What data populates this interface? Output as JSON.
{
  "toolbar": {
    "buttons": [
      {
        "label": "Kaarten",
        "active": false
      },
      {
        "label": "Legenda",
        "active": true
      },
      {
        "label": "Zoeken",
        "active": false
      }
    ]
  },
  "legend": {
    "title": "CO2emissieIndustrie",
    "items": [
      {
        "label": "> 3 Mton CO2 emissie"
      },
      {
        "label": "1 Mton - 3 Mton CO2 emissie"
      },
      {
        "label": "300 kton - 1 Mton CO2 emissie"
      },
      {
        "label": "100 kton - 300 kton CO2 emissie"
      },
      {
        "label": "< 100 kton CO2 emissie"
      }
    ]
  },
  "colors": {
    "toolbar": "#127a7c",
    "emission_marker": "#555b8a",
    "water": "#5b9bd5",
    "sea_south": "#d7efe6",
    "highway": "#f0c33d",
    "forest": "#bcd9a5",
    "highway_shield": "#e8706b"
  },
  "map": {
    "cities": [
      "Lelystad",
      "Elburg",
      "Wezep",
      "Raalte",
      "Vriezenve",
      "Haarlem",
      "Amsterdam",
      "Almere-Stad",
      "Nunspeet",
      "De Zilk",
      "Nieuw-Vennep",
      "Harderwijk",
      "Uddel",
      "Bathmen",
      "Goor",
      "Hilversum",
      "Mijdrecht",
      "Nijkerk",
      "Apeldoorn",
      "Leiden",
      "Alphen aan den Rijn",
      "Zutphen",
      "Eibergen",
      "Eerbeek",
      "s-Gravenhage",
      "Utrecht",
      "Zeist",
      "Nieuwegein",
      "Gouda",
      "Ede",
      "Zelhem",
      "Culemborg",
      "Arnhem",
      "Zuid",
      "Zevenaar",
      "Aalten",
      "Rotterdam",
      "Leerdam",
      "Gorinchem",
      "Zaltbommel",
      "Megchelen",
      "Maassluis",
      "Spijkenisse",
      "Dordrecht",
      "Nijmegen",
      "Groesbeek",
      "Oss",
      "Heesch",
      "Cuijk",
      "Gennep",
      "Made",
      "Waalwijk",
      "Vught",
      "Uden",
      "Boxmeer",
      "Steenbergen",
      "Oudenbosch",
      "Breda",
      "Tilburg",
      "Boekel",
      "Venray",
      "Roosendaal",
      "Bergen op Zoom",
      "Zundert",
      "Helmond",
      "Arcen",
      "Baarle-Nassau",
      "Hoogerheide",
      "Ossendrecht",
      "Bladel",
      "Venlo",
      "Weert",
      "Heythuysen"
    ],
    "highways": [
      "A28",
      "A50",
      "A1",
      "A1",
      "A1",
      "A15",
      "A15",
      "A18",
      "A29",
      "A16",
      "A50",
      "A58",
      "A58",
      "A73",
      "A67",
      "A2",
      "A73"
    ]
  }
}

> _JOB_
Extract the complete listing above, reproducing each line exactly.

> _FULL OUTPUT_
What data populates this interface? Output as JSON.
{
  "toolbar": {
    "buttons": [
      {
        "label": "Kaarten",
        "active": false
      },
      {
        "label": "Legenda",
        "active": true
      },
      {
        "label": "Zoeken",
        "active": false
      }
    ]
  },
  "legend": {
    "title": "CO2emissieIndustrie",
    "items": [
      {
        "label": "> 3 Mton CO2 emissie"
      },
      {
        "label": "1 Mton - 3 Mton CO2 emissie"
      },
      {
        "label": "300 kton - 1 Mton CO2 emissie"
      },
      {
        "label": "100 kton - 300 kton CO2 emissie"
      },
      {
        "label": "< 100 kton CO2 emissie"
      }
    ]
  },
  "colors": {
    "toolbar": "#127a7c",
    "emission_marker": "#555b8a",
    "water": "#5b9bd5",
    "sea_south": "#d7efe6",
    "highway": "#f0c33d",
    "forest": "#bcd9a5",
    "highway_shield": "#e8706b"
  },
  "map": {
    "cities": [
      "Lelystad",
      "Elburg",
      "Wezep",
      "Raalte",
      "Vriezenve",
      "Haarlem",
      "Amsterdam",
      "Almere-Stad",
      "Nunspeet",
      "De Zilk",
      "Nieuw-Vennep",
      "Harderwijk",
      "Uddel",
      "Bathmen",
      "Goor",
      "Hilversum",
      "Mijdrecht",
      "Nijkerk",
      "Apeldoorn",
      "Leiden",
      "Alphen aan den Rijn",
      "Zutphen",
      "Eibergen",
      "Eerbeek",
      "s-Gravenhage",
      "Utrecht",
      "Zeist",
      "Nieuwegein",
      "Gouda",
      "Ede",
      "Zelhem",
      "Culemborg",
      "Arnhem",
      "Zuid",
      "Zevenaar",
      "Aalten",
      "Rotterdam",
      "Leerdam",
      "Gorinchem",
      "Zaltbommel",
      "Megchelen",
      "Maassluis",
      "Spijkenisse",
      "Dordrecht",
      "Nijmegen",
      "Groesbeek",
      "Oss",
      "Heesch",
      "Cuijk",
      "Gennep",
      "Made",
      "Waalwijk",
      "Vught",
      "Uden",
      "Boxmeer",
      "Steenbergen",
      "Oudenbosch",
      "Breda",
      "Tilburg",
      "Boekel",
      "Venray",
      "Roosendaal",
      "Bergen op Zoom",
      "Zundert",
      "Helmond",
      "Arcen",
      "Baarle-Nassau",
      "Hoogerheide",
      "Ossendrecht",
      "Bladel",
      "Venlo",
      "Weert",
      "Heythuysen"
    ],
    "highways": [
      "A28",
      "A50",
      "A1",
      "A1",
      "A1",
      "A15",
      "A15",
      "A18",
      "A29",
      "A16",
      "A50",
      "A58",
      "A58",
      "A73",
      "A67",
      "A2",
      "A73"
    ]
  }
}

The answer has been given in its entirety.